Brief
Return the full material exactly.

[Extracted data entries]
## begin
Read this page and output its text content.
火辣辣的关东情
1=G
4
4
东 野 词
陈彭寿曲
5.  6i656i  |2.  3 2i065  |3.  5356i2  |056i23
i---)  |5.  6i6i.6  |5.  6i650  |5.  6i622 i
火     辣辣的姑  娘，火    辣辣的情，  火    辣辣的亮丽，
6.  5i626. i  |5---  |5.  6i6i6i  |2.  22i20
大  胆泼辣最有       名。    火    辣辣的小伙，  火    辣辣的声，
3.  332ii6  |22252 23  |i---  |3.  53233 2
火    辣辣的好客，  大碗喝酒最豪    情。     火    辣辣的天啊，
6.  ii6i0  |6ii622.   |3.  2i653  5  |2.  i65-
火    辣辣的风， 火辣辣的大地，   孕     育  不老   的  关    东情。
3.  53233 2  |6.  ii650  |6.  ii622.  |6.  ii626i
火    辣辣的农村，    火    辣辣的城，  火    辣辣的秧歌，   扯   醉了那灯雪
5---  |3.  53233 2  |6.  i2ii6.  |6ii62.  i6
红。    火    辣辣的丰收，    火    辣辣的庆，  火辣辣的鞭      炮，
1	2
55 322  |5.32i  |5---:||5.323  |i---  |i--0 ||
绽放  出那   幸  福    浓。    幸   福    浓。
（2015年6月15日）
## end
Solved problem
Read this page and output its text content.
火辣辣的关东情
1=G
4
4
东 野 词
陈彭寿曲
5.  6i656i  |2.  3 2i065  |3.  5356i2  |056i23
i---)  |5.  6i6i.6  |5.  6i650  |5.  6i622 i
火     辣辣的姑  娘，火    辣辣的情，  火    辣辣的亮丽，
6.  5i626. i  |5---  |5.  6i6i6i  |2.  22i20
大  胆泼辣最有       名。    火    辣辣的小伙，  火    辣辣的声，
3.  332ii6  |22252 23  |i---  |3.  53233 2
火    辣辣的好客，  大碗喝酒最豪    情。     火    辣辣的天啊，
6.  ii6i0  |6ii622.   |3.  2i653  5  |2.  i65-
火    辣辣的风， 火辣辣的大地，   孕     育  不老   的  关    东情。
3.  53233 2  |6.  ii650  |6.  ii622.  |6.  ii626i
火    辣辣的农村，    火    辣辣的城，  火    辣辣的秧歌，   扯   醉了那灯雪
5---  |3.  53233 2  |6.  i2ii6.  |6ii62.  i6
红。    火    辣辣的丰收，    火    辣辣的庆，  火辣辣的鞭      炮，
1	2
55 322  |5.32i  |5---:||5.323  |i---  |i--0 ||
绽放  出那   幸  福    浓。    幸   福    浓。
（2015年6月15日）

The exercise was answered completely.